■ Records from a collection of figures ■
'''

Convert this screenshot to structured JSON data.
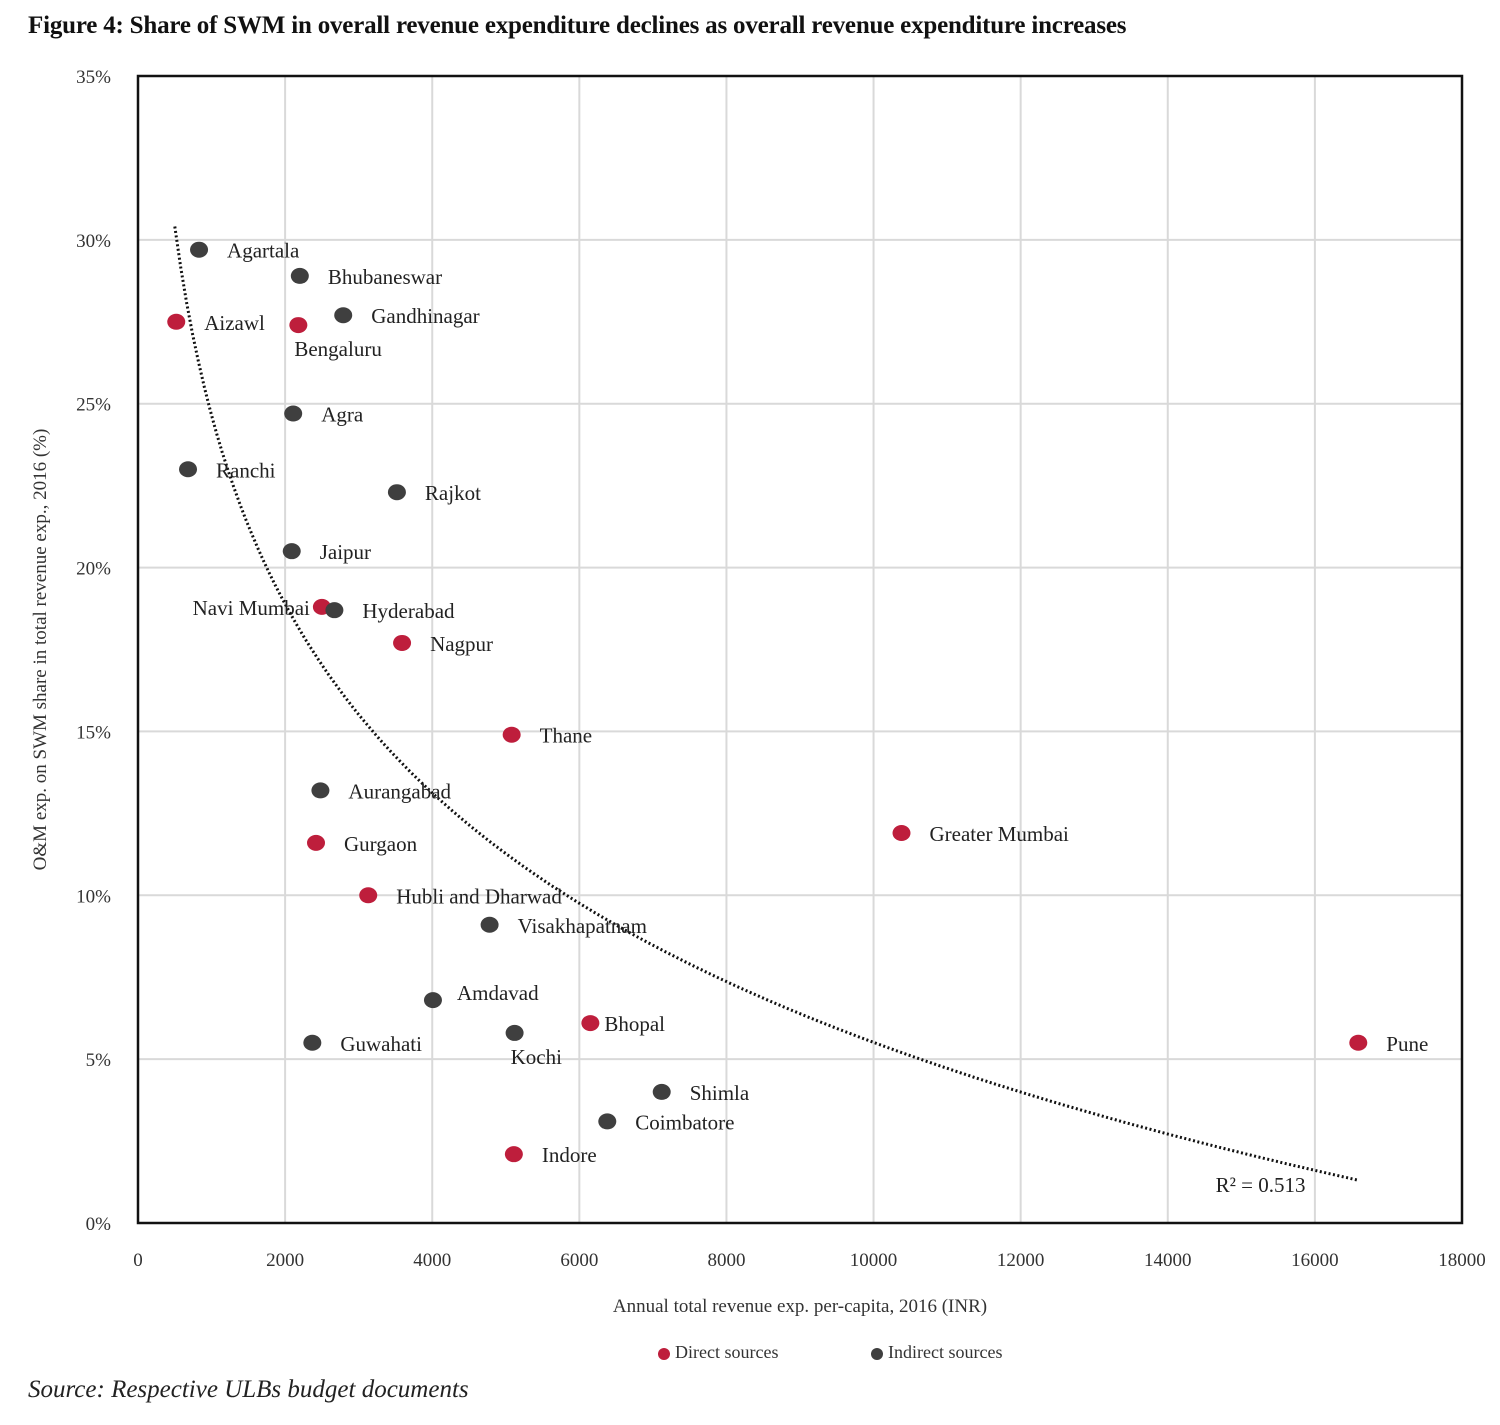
{
  "title": "Figure 4: Share of SWM in overall revenue expenditure declines as overall revenue expenditure increases",
  "source": "Source: Respective ULBs budget documents",
  "colors": {
    "direct": "#be1e3c",
    "indirect": "#3f3f3f",
    "grid": "#d9d9d9",
    "frame": "#111111"
  },
  "chart_data": {
    "type": "scatter",
    "title": "Figure 4: Share of SWM in overall revenue expenditure declines as overall revenue expenditure increases",
    "xlabel": "Annual total revenue exp. per-capita, 2016 (INR)",
    "ylabel": "O&M exp. on SWM share in total revenue exp., 2016 (%)",
    "xlim": [
      0,
      18000
    ],
    "ylim": [
      0,
      35
    ],
    "x_ticks": [
      "0",
      "2000",
      "4000",
      "6000",
      "8000",
      "10000",
      "12000",
      "14000",
      "16000",
      "18000"
    ],
    "x_tick_values": [
      0,
      2000,
      4000,
      6000,
      8000,
      10000,
      12000,
      14000,
      16000,
      18000
    ],
    "y_ticks": [
      "0%",
      "5%",
      "10%",
      "15%",
      "20%",
      "25%",
      "30%",
      "35%"
    ],
    "y_tick_values": [
      0,
      5,
      10,
      15,
      20,
      25,
      30,
      35
    ],
    "grid": true,
    "legend": {
      "placement": "bottom-center",
      "entries": [
        {
          "name": "Direct sources",
          "key": "direct"
        },
        {
          "name": "Indirect sources",
          "key": "indirect"
        }
      ]
    },
    "series": [
      {
        "name": "Direct sources",
        "key": "direct",
        "points": [
          {
            "label": "Aizawl",
            "x": 520,
            "y": 27.5,
            "label_pos": "right"
          },
          {
            "label": "Bengaluru",
            "x": 2180,
            "y": 27.4,
            "label_pos": "below"
          },
          {
            "label": "Navi Mumbai",
            "x": 2500,
            "y": 18.8,
            "label_pos": "left"
          },
          {
            "label": "Nagpur",
            "x": 3590,
            "y": 17.7,
            "label_pos": "right"
          },
          {
            "label": "Thane",
            "x": 5080,
            "y": 14.9,
            "label_pos": "right"
          },
          {
            "label": "Gurgaon",
            "x": 2420,
            "y": 11.6,
            "label_pos": "right"
          },
          {
            "label": "Hubli and Dharwad",
            "x": 3130,
            "y": 10.0,
            "label_pos": "right"
          },
          {
            "label": "Greater Mumbai",
            "x": 10380,
            "y": 11.9,
            "label_pos": "right"
          },
          {
            "label": "Bhopal",
            "x": 6150,
            "y": 6.1,
            "label_pos": "right-near"
          },
          {
            "label": "Pune",
            "x": 16590,
            "y": 5.5,
            "label_pos": "right"
          },
          {
            "label": "Indore",
            "x": 5110,
            "y": 2.1,
            "label_pos": "right"
          }
        ]
      },
      {
        "name": "Indirect sources",
        "key": "indirect",
        "points": [
          {
            "label": "Agartala",
            "x": 830,
            "y": 29.7,
            "label_pos": "right"
          },
          {
            "label": "Bhubaneswar",
            "x": 2200,
            "y": 28.9,
            "label_pos": "right"
          },
          {
            "label": "Gandhinagar",
            "x": 2790,
            "y": 27.7,
            "label_pos": "right"
          },
          {
            "label": "Agra",
            "x": 2110,
            "y": 24.7,
            "label_pos": "right"
          },
          {
            "label": "Ranchi",
            "x": 680,
            "y": 23.0,
            "label_pos": "right"
          },
          {
            "label": "Rajkot",
            "x": 3520,
            "y": 22.3,
            "label_pos": "right"
          },
          {
            "label": "Jaipur",
            "x": 2090,
            "y": 20.5,
            "label_pos": "right"
          },
          {
            "label": "Hyderabad",
            "x": 2670,
            "y": 18.7,
            "label_pos": "right"
          },
          {
            "label": "Aurangabad",
            "x": 2480,
            "y": 13.2,
            "label_pos": "right"
          },
          {
            "label": "Visakhapatnam",
            "x": 4780,
            "y": 9.1,
            "label_pos": "right"
          },
          {
            "label": "Amdavad",
            "x": 4010,
            "y": 6.8,
            "label_pos": "right-up"
          },
          {
            "label": "Kochi",
            "x": 5120,
            "y": 5.8,
            "label_pos": "below"
          },
          {
            "label": "Guwahati",
            "x": 2370,
            "y": 5.5,
            "label_pos": "right"
          },
          {
            "label": "Shimla",
            "x": 7120,
            "y": 4.0,
            "label_pos": "right"
          },
          {
            "label": "Coimbatore",
            "x": 6380,
            "y": 3.1,
            "label_pos": "right"
          }
        ]
      }
    ],
    "trendline": {
      "type": "logarithmic",
      "style": "dotted",
      "a": 82.05,
      "b": 8.31,
      "x_range": [
        500,
        16600
      ],
      "annotation": "R² = 0.513",
      "r_squared": 0.513
    }
  }
}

'''

■ EXERCISE INSTRUCTIONS ■
Return each line that includes "expenditure".

■ THE SOLUTION ■
  "title": "Figure 4: Share of SWM in overall revenue expenditure declines as overall revenue expenditure increases",
    "title": "Figure 4: Share of SWM in overall revenue expenditure declines as overall revenue expenditure increases",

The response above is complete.